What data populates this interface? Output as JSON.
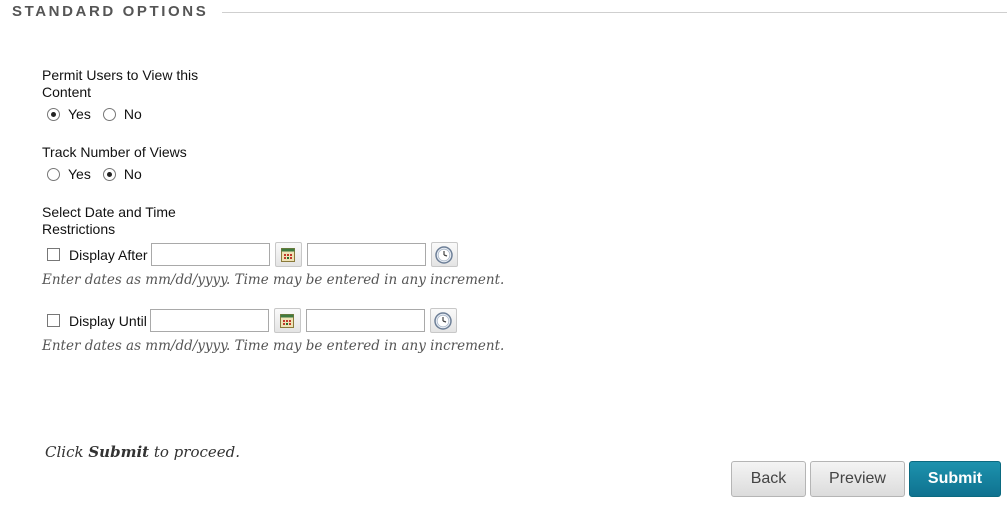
{
  "section": {
    "title": "STANDARD OPTIONS"
  },
  "permit_view": {
    "label": "Permit Users to View this Content",
    "options": [
      {
        "label": "Yes",
        "checked": true
      },
      {
        "label": "No",
        "checked": false
      }
    ]
  },
  "track_views": {
    "label": "Track Number of Views",
    "options": [
      {
        "label": "Yes",
        "checked": false
      },
      {
        "label": "No",
        "checked": true
      }
    ]
  },
  "date_restrictions": {
    "label": "Select Date and Time Restrictions",
    "display_after": {
      "label": "Display After",
      "checked": false,
      "date_value": "",
      "time_value": ""
    },
    "display_until": {
      "label": "Display Until",
      "checked": false,
      "date_value": "",
      "time_value": ""
    },
    "hint": "Enter dates as mm/dd/yyyy. Time may be entered in any increment."
  },
  "footer": {
    "note_prefix": "Click ",
    "note_bold": "Submit",
    "note_suffix": " to proceed.",
    "back_label": "Back",
    "preview_label": "Preview",
    "submit_label": "Submit"
  },
  "colors": {
    "primary": "#127c98",
    "section_title": "#555555",
    "hint_text": "#555555"
  },
  "icons": {
    "calendar": "calendar-icon",
    "clock": "clock-icon"
  }
}
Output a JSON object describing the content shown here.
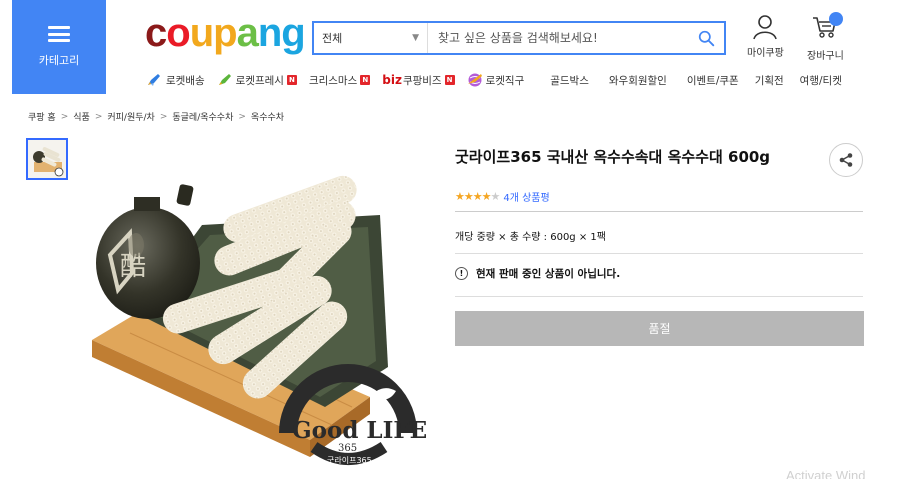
{
  "header": {
    "category_label": "카테고리",
    "logo": {
      "c": "c",
      "o1": "o",
      "u": "u",
      "p": "p",
      "a": "a",
      "n": "n",
      "g": "g"
    },
    "logo_colors": {
      "c": "#8b1a1a",
      "o1": "#ea1b27",
      "u": "#f2a81d",
      "p": "#f2a81d",
      "a": "#6cbf46",
      "n": "#1ba5e0",
      "g": "#1ba5e0"
    },
    "search": {
      "category": "전체",
      "placeholder": "찾고 싶은 상품을 검색해보세요!"
    },
    "my_coupang": "마이쿠팡",
    "cart": "장바구니",
    "accent": "#4285f4"
  },
  "gnb": [
    {
      "label": "로켓배송",
      "icon": "rocket-icon",
      "new": false
    },
    {
      "label": "로켓프레시",
      "icon": "rocket-fresh-icon",
      "new": true
    },
    {
      "label": "크리스마스",
      "icon": "",
      "new": true
    },
    {
      "label": "쿠팡비즈",
      "icon": "biz-logo",
      "new": true
    },
    {
      "label": "로켓직구",
      "icon": "globe-icon",
      "new": false
    },
    {
      "label": "골드박스",
      "icon": "",
      "new": false
    },
    {
      "label": "와우회원할인",
      "icon": "",
      "new": false
    },
    {
      "label": "이벤트/쿠폰",
      "icon": "",
      "new": false
    },
    {
      "label": "기획전",
      "icon": "",
      "new": false
    },
    {
      "label": "여행/티켓",
      "icon": "",
      "new": false
    }
  ],
  "gnb_extra": {
    "biz": "biz",
    "new_badge": "N"
  },
  "breadcrumb": [
    "쿠팡 홈",
    "식품",
    "커피/원두/차",
    "동글레/옥수수차",
    "옥수수차"
  ],
  "breadcrumb_sep": ">",
  "product": {
    "title": "굿라이프365 국내산 옥수수속대 옥수수대 600g",
    "rating_stars": 4,
    "rating_max": 5,
    "review_count": "4개 상품평",
    "option": "개당 중량 × 총 수량 : 600g × 1팩",
    "notice": "현재 판매 중인 상품이 아닙니다.",
    "notice_icon": "!",
    "button": "품절"
  },
  "brand_mark": {
    "name": "Good LIFE",
    "number": "365",
    "korean": "굿라이프365"
  },
  "watermark": "Activate Wind"
}
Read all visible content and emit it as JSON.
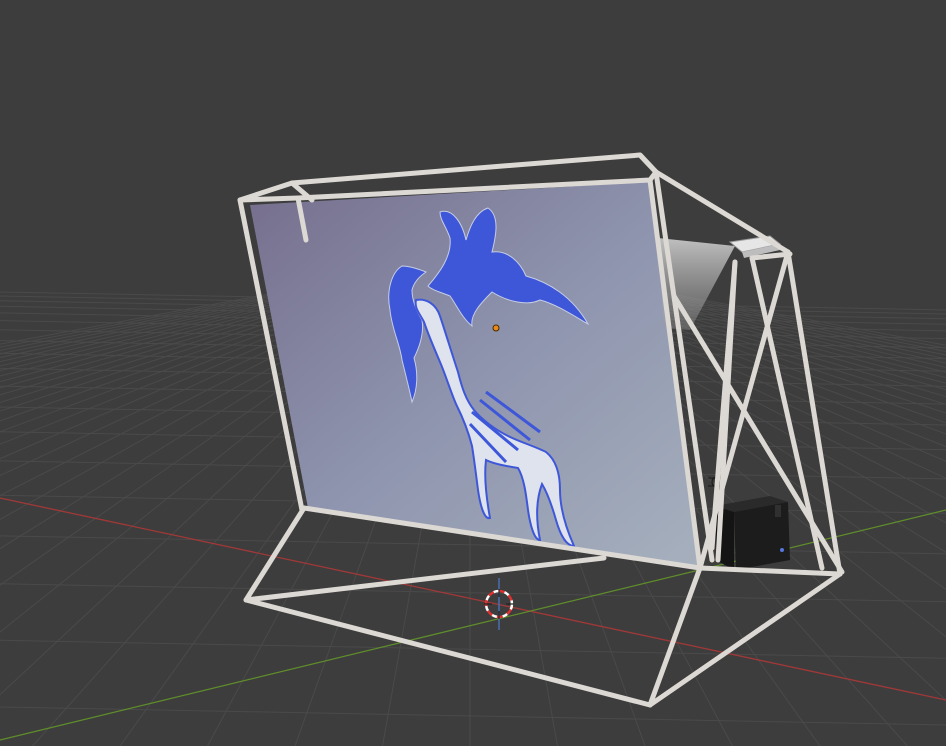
{
  "viewport": {
    "mode": "3D Viewport",
    "background_color": "#3d3d3d",
    "grid_color": "#4a4a4a",
    "x_axis_color": "#b03a3a",
    "y_axis_color": "#6a9a2a"
  },
  "scene": {
    "objects": [
      {
        "name": "frame",
        "kind": "wireframe-stand",
        "color": "#dedad6"
      },
      {
        "name": "screen",
        "kind": "projection-screen",
        "gradient": [
          "#7a7390",
          "#8f98b0",
          "#a8b2bf"
        ]
      },
      {
        "name": "skeleton",
        "kind": "deer-skeleton-image",
        "color": "#3d55d8"
      },
      {
        "name": "projector",
        "kind": "projector-with-light-cone"
      },
      {
        "name": "computer-box",
        "kind": "black-box"
      }
    ],
    "origin_point_color": "#e98a1a",
    "cursor_colors": [
      "#e03030",
      "#ffffff"
    ]
  }
}
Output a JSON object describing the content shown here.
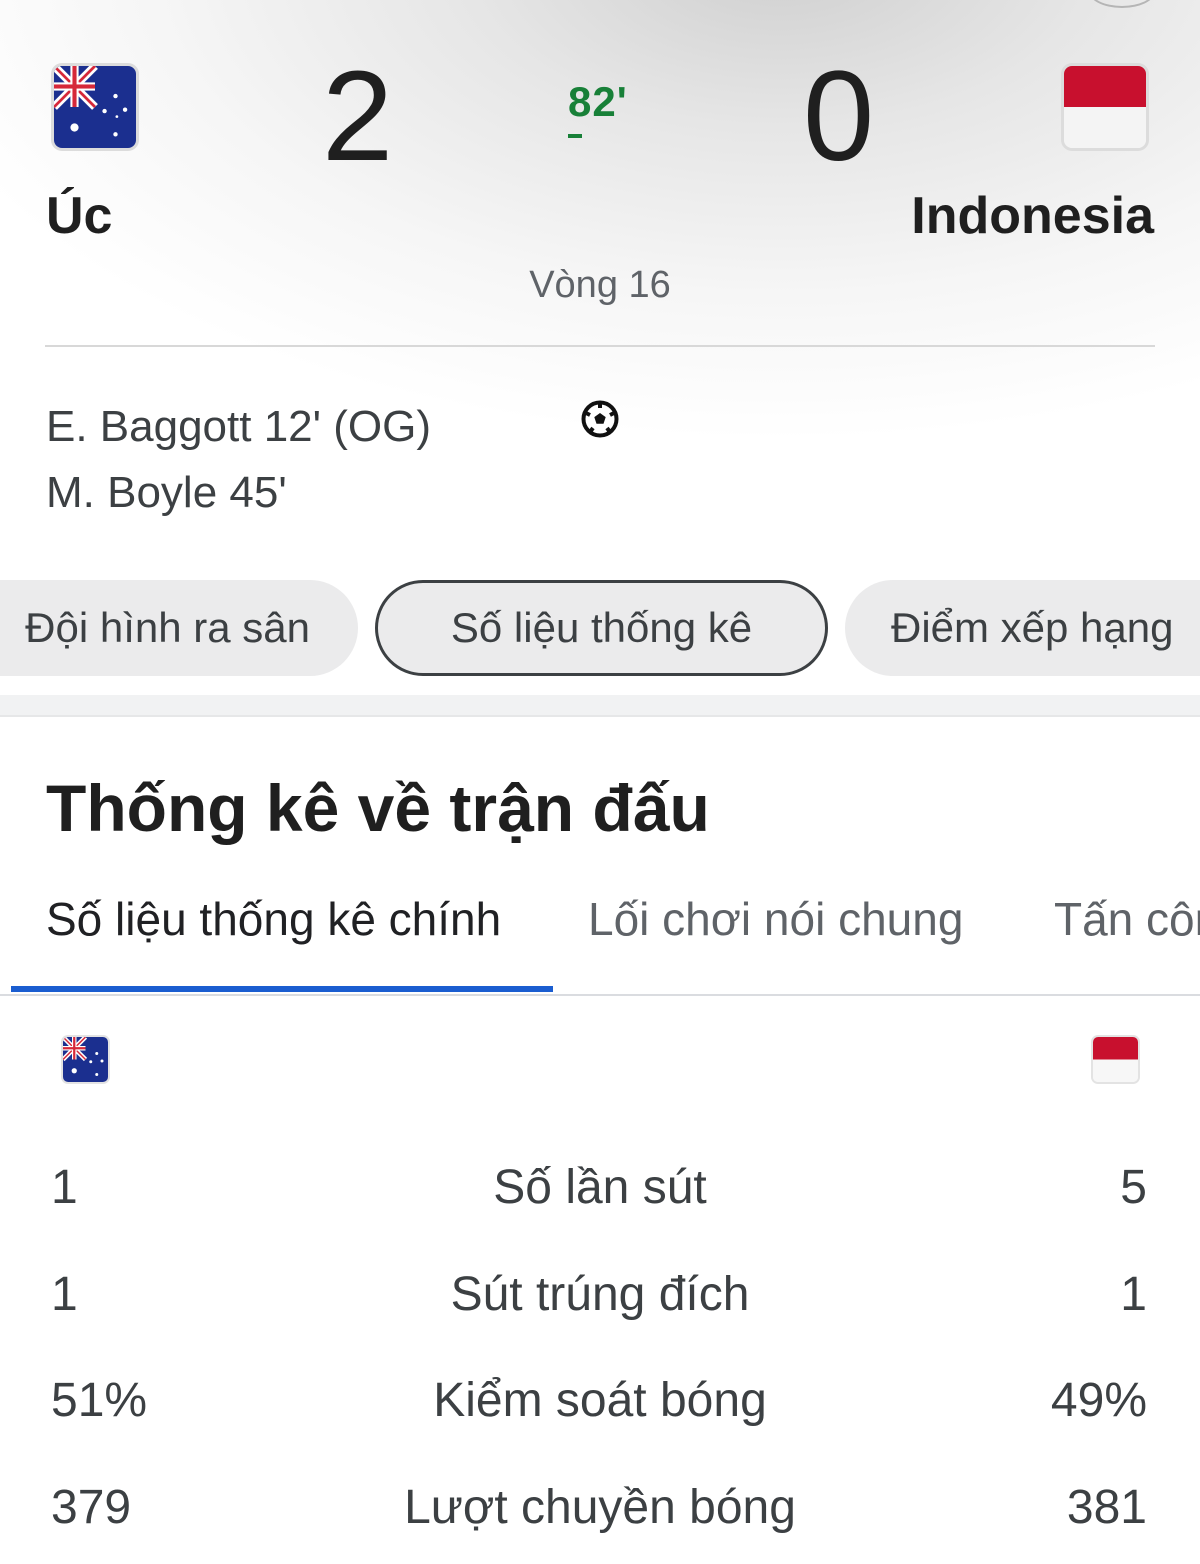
{
  "match": {
    "home": {
      "name": "Úc",
      "score": "2",
      "flag": "australia-flag"
    },
    "away": {
      "name": "Indonesia",
      "score": "0",
      "flag": "indonesia-flag"
    },
    "minute": "82'",
    "round": "Vòng 16",
    "status_color": "#188038",
    "scorers_home": [
      "E. Baggott 12' (OG)",
      "M. Boyle 45'"
    ],
    "goal_icon": "soccer-ball-icon"
  },
  "chips": [
    {
      "label": "Đội hình ra sân",
      "selected": false
    },
    {
      "label": "Số liệu thống kê",
      "selected": true
    },
    {
      "label": "Điểm xếp hạng",
      "selected": false
    }
  ],
  "stats": {
    "title": "Thống kê về trận đấu",
    "tabs": [
      {
        "label": "Số liệu thống kê chính",
        "active": true
      },
      {
        "label": "Lối chơi nói chung",
        "active": false
      },
      {
        "label": "Tấn công",
        "active": false
      }
    ],
    "accent_color": "#1a5dd0",
    "rows": [
      {
        "label": "Số lần sút",
        "home": "1",
        "away": "5"
      },
      {
        "label": "Sút trúng đích",
        "home": "1",
        "away": "1"
      },
      {
        "label": "Kiểm soát bóng",
        "home": "51%",
        "away": "49%"
      },
      {
        "label": "Lượt chuyền bóng",
        "home": "379",
        "away": "381"
      }
    ]
  }
}
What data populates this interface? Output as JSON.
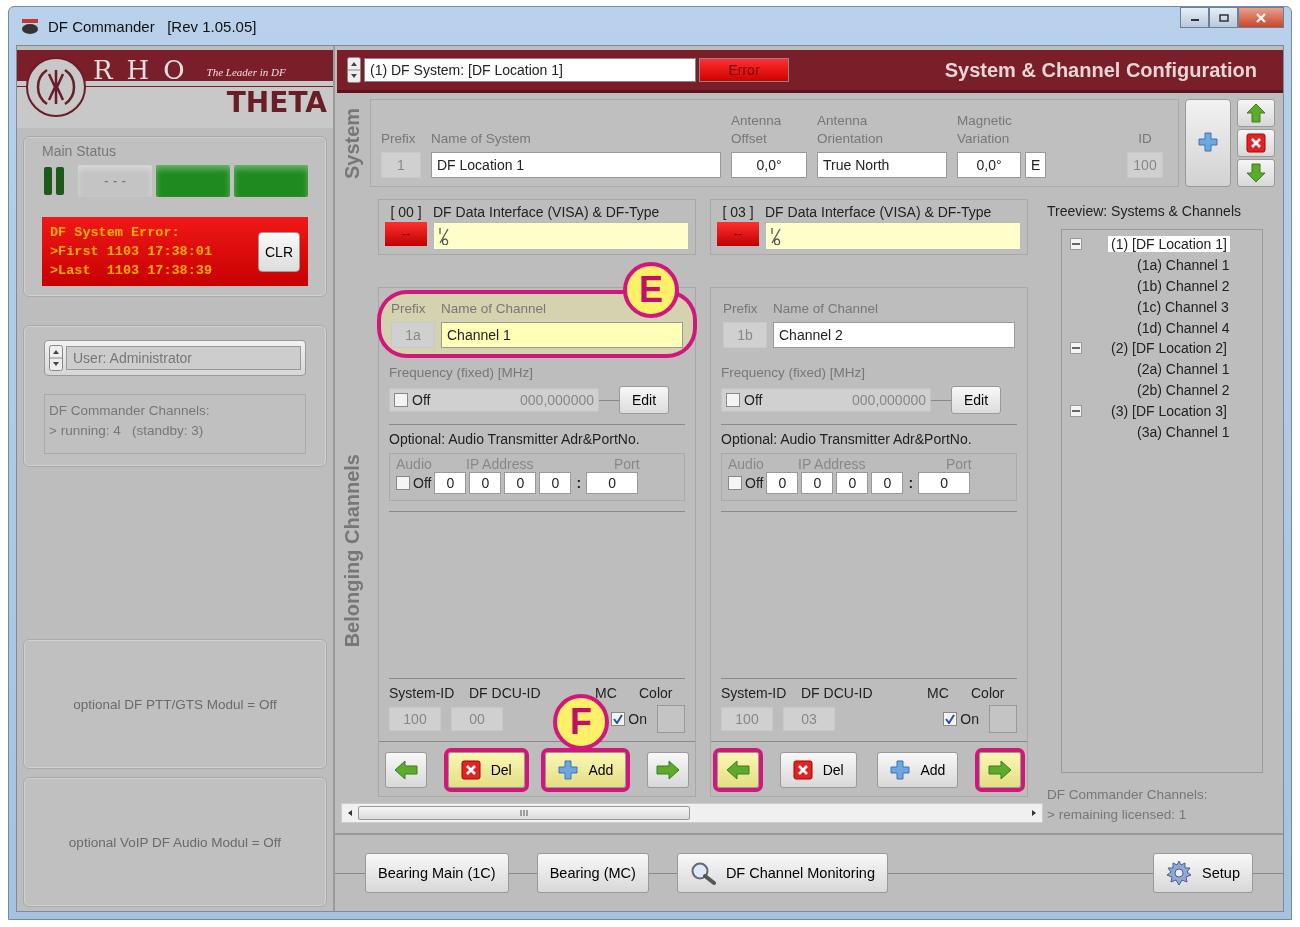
{
  "window": {
    "title": "DF Commander   [Rev 1.05.05]"
  },
  "logo": {
    "word_top": "RHO",
    "word_bottom": "THETA",
    "tagline": "The Leader in DF"
  },
  "main_status": {
    "label": "Main Status",
    "lamps": [
      {
        "kind": "pair",
        "color": "#1c5a1c"
      },
      {
        "kind": "bar",
        "color": "#c4c4c4",
        "text": "- - -"
      },
      {
        "kind": "bar",
        "color": "#1f8a1f"
      },
      {
        "kind": "bar",
        "color": "#1f8a1f"
      }
    ]
  },
  "error_box": {
    "lines": [
      "DF System Error:",
      ">First 1103 17:38:01",
      ">Last  1103 17:38:39"
    ],
    "clear_button": "CLR"
  },
  "user_selector": {
    "value": "User: Administrator"
  },
  "channel_info": {
    "lines": [
      "DF Commander Channels:",
      "> running: 4   (standby: 3)"
    ]
  },
  "modules": [
    "optional DF PTT/GTS Modul = Off",
    "optional VoIP DF Audio Modul = Off"
  ],
  "header": {
    "system_selector": "(1) DF System: [DF Location 1]",
    "status": "Error",
    "title": "System & Channel Configuration"
  },
  "system": {
    "section_label": "System",
    "prefix_label": "Prefix",
    "prefix": "1",
    "name_label": "Name of System",
    "name": "DF Location 1",
    "offset_label": "Antenna Offset",
    "offset": "0,0°",
    "orientation_label": "Antenna Orientation",
    "orientation": "True North",
    "variation_label": "Magnetic Variation",
    "variation": "0,0°",
    "variation_dir": "E",
    "id_label": "ID",
    "id": "100"
  },
  "channels_label": "Belonging Channels",
  "channels": [
    {
      "index": "[ 00 ]",
      "led": "--",
      "interface_label": "DF Data Interface (VISA) & DF-Type",
      "prefix_label": "Prefix",
      "name_label": "Name of Channel",
      "prefix": "1a",
      "name": "Channel 1",
      "name_highlighted": true,
      "callout": "E",
      "freq_label": "Frequency (fixed) [MHz]",
      "freq_checked": false,
      "freq_state": "Off",
      "freq_value": "000,000000",
      "edit_button": "Edit",
      "audio_title": "Optional: Audio Transmitter Adr&PortNo.",
      "audio_label": "Audio",
      "ip_label": "IP Address",
      "port_label": "Port",
      "audio_checked": false,
      "audio_state": "Off",
      "ip": [
        "0",
        "0",
        "0",
        "0"
      ],
      "ip_separator": ":",
      "port": "0",
      "sysid_label": "System-ID",
      "dcu_label": "DF DCU-ID",
      "mc_label": "MC",
      "color_label": "Color",
      "system_id": "100",
      "dcu_id": "00",
      "mc_checked": true,
      "mc_state": "On",
      "buttons_callout": "F",
      "buttons": [
        {
          "kind": "prev",
          "highlighted": false
        },
        {
          "kind": "del",
          "label": "Del",
          "highlighted": true
        },
        {
          "kind": "add",
          "label": "Add",
          "highlighted": true
        },
        {
          "kind": "next",
          "highlighted": false
        }
      ]
    },
    {
      "index": "[ 03 ]",
      "led": "--",
      "interface_label": "DF Data Interface (VISA) & DF-Type",
      "prefix_label": "Prefix",
      "name_label": "Name of Channel",
      "prefix": "1b",
      "name": "Channel 2",
      "name_highlighted": false,
      "freq_label": "Frequency (fixed) [MHz]",
      "freq_checked": false,
      "freq_state": "Off",
      "freq_value": "000,000000",
      "edit_button": "Edit",
      "audio_title": "Optional: Audio Transmitter Adr&PortNo.",
      "audio_label": "Audio",
      "ip_label": "IP Address",
      "port_label": "Port",
      "audio_checked": false,
      "audio_state": "Off",
      "ip": [
        "0",
        "0",
        "0",
        "0"
      ],
      "ip_separator": ":",
      "port": "0",
      "sysid_label": "System-ID",
      "dcu_label": "DF DCU-ID",
      "mc_label": "MC",
      "color_label": "Color",
      "system_id": "100",
      "dcu_id": "03",
      "mc_checked": true,
      "mc_state": "On",
      "buttons": [
        {
          "kind": "prev",
          "highlighted": true
        },
        {
          "kind": "del",
          "label": "Del",
          "highlighted": false
        },
        {
          "kind": "add",
          "label": "Add",
          "highlighted": false
        },
        {
          "kind": "next",
          "highlighted": true
        }
      ]
    }
  ],
  "tree": {
    "title": "Treeview: Systems & Channels",
    "items": [
      {
        "label": "(1) [DF Location 1]",
        "expanded": true,
        "selected": true,
        "children": [
          {
            "label": "(1a) Channel 1",
            "selected": false
          },
          {
            "label": "(1b) Channel 2",
            "selected": false
          },
          {
            "label": "(1c) Channel 3",
            "selected": false
          },
          {
            "label": "(1d) Channel 4",
            "selected": false
          }
        ]
      },
      {
        "label": "(2) [DF Location 2]",
        "expanded": true,
        "selected": false,
        "children": [
          {
            "label": "(2a) Channel 1",
            "selected": false
          },
          {
            "label": "(2b) Channel 2",
            "selected": false
          }
        ]
      },
      {
        "label": "(3) [DF Location 3]",
        "expanded": true,
        "selected": false,
        "children": [
          {
            "label": "(3a) Channel 1",
            "selected": false
          }
        ]
      }
    ]
  },
  "license_info": {
    "lines": [
      "DF Commander Channels:",
      "> remaining licensed: 1"
    ]
  },
  "bottom_buttons": [
    {
      "kind": "plain",
      "label": "Bearing Main (1C)"
    },
    {
      "kind": "plain",
      "label": "Bearing (MC)"
    },
    {
      "kind": "search",
      "label": "DF Channel Monitoring"
    },
    {
      "kind": "setup",
      "label": "Setup"
    }
  ]
}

Requirement:
Check every line for "Antenna" and show the ones that have it.

Reply to the task:
    "offset_label": "Antenna Offset",
    "orientation_label": "Antenna Orientation",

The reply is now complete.